Given instruction
Filter the entries and keep only the lines where the string "Percentile" appears.
######
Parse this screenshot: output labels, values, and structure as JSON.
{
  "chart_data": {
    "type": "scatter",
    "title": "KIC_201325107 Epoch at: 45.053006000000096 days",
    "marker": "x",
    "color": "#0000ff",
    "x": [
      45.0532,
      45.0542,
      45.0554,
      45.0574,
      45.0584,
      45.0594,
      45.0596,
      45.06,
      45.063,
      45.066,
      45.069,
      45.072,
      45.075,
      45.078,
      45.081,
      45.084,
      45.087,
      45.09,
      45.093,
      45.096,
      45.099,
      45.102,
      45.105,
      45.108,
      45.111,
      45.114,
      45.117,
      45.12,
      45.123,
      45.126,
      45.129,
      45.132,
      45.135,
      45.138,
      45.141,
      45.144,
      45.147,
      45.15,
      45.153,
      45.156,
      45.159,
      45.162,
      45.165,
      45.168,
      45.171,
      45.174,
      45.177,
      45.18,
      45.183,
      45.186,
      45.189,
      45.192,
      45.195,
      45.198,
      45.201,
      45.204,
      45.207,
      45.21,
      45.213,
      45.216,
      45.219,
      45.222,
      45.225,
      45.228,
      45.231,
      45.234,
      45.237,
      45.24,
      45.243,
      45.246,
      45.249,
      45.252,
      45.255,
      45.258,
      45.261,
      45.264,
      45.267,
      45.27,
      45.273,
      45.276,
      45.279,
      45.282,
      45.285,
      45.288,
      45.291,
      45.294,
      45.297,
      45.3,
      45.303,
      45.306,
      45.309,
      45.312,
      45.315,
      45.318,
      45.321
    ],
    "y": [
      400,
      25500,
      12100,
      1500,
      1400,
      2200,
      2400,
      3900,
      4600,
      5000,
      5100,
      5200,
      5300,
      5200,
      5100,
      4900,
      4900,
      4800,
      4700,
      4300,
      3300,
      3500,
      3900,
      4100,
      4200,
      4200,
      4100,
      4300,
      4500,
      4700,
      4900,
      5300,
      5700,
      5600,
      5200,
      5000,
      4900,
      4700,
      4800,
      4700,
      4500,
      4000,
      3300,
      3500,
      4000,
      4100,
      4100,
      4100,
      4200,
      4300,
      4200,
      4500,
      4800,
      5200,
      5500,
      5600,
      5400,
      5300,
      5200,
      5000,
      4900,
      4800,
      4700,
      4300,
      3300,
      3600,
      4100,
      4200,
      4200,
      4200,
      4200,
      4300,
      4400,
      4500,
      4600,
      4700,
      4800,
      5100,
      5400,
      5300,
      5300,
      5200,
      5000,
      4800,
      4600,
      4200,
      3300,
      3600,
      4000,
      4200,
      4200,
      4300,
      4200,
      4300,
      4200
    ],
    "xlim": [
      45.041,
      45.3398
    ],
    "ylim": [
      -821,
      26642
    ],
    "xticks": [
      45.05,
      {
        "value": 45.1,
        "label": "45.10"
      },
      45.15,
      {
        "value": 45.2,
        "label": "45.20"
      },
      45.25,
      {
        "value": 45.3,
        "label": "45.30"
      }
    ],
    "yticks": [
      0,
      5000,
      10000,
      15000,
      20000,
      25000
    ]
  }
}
######
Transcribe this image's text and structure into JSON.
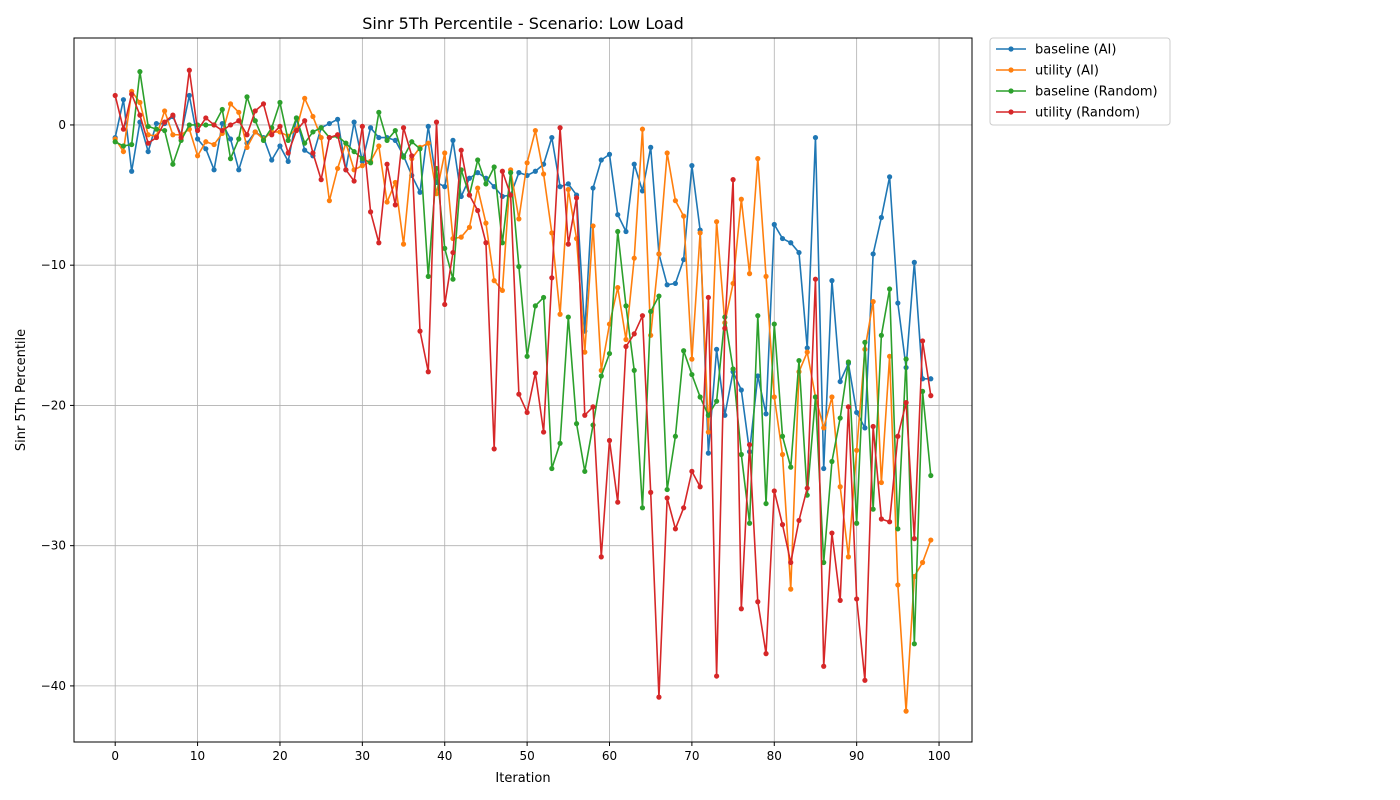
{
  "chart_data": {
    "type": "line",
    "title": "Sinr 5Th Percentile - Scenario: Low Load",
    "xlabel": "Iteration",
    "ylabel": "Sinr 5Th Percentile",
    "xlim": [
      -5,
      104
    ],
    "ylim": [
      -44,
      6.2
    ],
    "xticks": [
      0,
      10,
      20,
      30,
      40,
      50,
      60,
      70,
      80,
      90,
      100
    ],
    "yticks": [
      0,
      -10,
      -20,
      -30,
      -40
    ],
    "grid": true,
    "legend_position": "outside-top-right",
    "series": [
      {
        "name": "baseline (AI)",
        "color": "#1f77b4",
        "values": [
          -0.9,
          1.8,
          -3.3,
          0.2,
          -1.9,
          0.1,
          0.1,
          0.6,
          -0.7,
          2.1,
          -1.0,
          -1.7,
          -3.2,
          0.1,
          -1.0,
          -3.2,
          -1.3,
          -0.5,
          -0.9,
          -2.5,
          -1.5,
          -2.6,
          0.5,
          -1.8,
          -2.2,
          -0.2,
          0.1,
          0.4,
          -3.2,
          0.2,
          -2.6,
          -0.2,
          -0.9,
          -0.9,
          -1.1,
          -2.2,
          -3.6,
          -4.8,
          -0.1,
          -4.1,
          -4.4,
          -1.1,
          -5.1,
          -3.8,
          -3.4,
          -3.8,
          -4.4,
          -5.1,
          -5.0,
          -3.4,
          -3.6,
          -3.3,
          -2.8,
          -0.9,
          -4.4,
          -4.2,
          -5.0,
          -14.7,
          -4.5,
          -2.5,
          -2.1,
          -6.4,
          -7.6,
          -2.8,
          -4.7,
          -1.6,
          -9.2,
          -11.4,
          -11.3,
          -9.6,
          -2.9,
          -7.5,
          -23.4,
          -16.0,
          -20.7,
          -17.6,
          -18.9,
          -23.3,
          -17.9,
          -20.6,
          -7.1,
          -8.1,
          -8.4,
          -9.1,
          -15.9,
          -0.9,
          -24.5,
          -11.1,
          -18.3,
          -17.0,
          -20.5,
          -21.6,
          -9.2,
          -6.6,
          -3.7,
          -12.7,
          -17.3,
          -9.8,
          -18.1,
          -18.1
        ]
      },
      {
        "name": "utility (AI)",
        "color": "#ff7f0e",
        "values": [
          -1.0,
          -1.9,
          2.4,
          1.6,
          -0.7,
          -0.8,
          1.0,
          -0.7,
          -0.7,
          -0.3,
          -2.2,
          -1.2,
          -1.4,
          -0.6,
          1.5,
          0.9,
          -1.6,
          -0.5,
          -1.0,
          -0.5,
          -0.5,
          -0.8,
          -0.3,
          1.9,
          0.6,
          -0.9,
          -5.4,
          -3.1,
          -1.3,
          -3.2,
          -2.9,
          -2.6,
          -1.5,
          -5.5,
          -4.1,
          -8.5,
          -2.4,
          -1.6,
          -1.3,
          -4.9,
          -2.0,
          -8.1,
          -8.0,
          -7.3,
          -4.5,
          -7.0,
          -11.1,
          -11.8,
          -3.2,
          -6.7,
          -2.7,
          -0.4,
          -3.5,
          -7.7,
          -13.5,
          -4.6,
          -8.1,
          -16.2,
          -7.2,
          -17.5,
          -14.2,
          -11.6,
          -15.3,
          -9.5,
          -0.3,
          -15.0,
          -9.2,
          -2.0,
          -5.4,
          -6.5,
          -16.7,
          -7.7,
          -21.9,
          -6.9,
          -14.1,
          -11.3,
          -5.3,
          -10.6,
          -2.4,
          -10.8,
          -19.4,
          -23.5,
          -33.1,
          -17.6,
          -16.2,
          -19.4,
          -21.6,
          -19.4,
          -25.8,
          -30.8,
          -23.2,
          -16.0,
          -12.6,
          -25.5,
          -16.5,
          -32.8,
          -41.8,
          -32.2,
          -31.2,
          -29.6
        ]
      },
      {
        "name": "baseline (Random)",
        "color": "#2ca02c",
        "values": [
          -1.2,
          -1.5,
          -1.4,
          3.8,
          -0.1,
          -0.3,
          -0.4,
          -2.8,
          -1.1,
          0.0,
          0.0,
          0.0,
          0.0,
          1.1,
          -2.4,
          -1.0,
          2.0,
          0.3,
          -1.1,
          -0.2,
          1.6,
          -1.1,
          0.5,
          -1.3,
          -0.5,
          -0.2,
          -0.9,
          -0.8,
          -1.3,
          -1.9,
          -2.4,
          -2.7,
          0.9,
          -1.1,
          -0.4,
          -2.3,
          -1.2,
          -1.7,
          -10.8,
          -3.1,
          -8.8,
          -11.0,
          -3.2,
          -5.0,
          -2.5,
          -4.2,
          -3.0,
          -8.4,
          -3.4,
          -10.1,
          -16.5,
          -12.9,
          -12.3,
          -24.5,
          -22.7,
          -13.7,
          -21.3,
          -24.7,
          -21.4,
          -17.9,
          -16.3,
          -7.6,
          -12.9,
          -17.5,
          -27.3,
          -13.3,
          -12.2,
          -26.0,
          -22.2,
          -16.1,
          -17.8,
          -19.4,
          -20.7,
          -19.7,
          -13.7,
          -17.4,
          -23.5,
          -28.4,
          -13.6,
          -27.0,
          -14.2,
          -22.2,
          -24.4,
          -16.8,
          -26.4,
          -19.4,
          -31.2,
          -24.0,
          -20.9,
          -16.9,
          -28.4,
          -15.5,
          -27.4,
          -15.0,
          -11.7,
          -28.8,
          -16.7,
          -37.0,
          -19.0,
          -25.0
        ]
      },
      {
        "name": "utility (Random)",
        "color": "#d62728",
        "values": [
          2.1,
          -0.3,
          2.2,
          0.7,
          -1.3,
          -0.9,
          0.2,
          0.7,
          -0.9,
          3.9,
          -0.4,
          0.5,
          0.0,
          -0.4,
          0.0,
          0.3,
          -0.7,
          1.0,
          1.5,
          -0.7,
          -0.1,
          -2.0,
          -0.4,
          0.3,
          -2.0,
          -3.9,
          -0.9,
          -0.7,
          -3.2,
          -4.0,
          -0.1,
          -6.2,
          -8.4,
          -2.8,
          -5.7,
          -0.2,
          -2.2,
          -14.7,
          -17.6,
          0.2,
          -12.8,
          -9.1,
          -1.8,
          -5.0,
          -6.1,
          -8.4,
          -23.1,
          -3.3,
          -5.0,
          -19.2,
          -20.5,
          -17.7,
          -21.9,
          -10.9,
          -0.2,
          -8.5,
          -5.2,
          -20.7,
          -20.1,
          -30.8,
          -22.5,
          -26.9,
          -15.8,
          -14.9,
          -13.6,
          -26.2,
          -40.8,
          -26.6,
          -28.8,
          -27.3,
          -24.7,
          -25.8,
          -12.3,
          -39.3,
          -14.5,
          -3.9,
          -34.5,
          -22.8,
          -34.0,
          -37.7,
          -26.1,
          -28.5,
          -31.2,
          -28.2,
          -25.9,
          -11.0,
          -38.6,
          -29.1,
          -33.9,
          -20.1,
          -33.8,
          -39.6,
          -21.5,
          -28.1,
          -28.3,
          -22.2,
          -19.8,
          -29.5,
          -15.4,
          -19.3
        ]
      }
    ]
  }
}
######
Solution for this problem
    "title": "Sinr 5Th Percentile - Scenario: Low Load",
    "ylabel": "Sinr 5Th Percentile",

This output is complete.